WHAT THE TASK ASKS: Write the material out again exactly.
▬▬▬▬▬▬
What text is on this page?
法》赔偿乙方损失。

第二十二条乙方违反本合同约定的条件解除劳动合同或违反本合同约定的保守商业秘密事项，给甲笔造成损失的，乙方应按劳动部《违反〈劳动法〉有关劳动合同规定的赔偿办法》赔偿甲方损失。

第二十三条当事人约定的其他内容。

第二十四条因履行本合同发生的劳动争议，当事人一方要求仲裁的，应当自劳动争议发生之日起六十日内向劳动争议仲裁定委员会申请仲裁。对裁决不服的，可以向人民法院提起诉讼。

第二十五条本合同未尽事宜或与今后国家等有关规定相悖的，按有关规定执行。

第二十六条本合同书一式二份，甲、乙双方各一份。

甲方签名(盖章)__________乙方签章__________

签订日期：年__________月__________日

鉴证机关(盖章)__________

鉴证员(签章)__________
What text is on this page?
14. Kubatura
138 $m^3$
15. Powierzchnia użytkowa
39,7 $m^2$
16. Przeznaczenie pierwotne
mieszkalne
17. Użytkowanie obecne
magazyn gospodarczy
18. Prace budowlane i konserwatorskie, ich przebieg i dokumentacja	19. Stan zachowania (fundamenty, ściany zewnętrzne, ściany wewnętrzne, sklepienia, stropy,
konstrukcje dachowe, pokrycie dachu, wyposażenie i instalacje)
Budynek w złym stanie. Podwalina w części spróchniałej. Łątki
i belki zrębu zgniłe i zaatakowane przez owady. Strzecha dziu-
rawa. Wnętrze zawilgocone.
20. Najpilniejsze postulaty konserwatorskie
▬▬▬▬▬▬
EXERCISE RESULT:
What text is on this page?
法》赔偿乙方损失。

第二十二条乙方违反本合同约定的条件解除劳动合同或违反本合同约定的保守商业秘密事项，给甲笔造成损失的，乙方应按劳动部《违反〈劳动法〉有关劳动合同规定的赔偿办法》赔偿甲方损失。

第二十三条当事人约定的其他内容。

第二十四条因履行本合同发生的劳动争议，当事人一方要求仲裁的，应当自劳动争议发生之日起六十日内向劳动争议仲裁定委员会申请仲裁。对裁决不服的，可以向人民法院提起诉讼。

第二十五条本合同未尽事宜或与今后国家等有关规定相悖的，按有关规定执行。

第二十六条本合同书一式二份，甲、乙双方各一份。

甲方签名(盖章)__________乙方签章__________

签订日期：年__________月__________日

鉴证机关(盖章)__________

鉴证员(签章)__________
What text is on this page?
14. Kubatura
138 $m^3$
15. Powierzchnia użytkowa
39,7 $m^2$
16. Przeznaczenie pierwotne
mieszkalne
17. Użytkowanie obecne
magazyn gospodarczy
18. Prace budowlane i konserwatorskie, ich przebieg i dokumentacja	19. Stan zachowania (fundamenty, ściany zewnętrzne, ściany wewnętrzne, sklepienia, stropy,
konstrukcje dachowe, pokrycie dachu, wyposażenie i instalacje)
Budynek w złym stanie. Podwalina w części spróchniałej. Łątki
i belki zrębu zgniłe i zaatakowane przez owady. Strzecha dziu-
rawa. Wnętrze zawilgocone.
20. Najpilniejsze postulaty konserwatorskie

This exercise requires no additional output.